TASK MATERIAL:

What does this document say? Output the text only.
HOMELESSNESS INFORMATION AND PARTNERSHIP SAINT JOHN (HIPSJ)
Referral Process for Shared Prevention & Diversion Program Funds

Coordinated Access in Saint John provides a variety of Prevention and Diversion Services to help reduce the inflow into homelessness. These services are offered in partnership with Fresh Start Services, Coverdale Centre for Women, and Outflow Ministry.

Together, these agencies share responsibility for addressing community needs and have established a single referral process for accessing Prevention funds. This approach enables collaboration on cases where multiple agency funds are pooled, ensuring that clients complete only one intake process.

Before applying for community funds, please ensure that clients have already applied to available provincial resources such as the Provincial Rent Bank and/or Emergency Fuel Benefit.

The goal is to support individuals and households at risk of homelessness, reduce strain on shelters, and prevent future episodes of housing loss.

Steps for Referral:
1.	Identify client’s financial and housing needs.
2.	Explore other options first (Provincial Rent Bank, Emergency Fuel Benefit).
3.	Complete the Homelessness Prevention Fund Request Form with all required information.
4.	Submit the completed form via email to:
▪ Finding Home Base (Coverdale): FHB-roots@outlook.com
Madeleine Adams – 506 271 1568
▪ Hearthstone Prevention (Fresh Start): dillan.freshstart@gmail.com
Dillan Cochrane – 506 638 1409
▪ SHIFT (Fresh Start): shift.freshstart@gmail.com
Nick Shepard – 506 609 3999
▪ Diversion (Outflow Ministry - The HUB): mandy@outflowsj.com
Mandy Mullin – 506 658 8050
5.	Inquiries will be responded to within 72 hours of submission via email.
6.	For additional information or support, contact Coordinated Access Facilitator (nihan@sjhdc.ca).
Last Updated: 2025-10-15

EXERCISE DETAILS: State the number of lines in the preceding entries that include the word "Provincial". Provide nothing else.

EXPECTED ANSWER: 2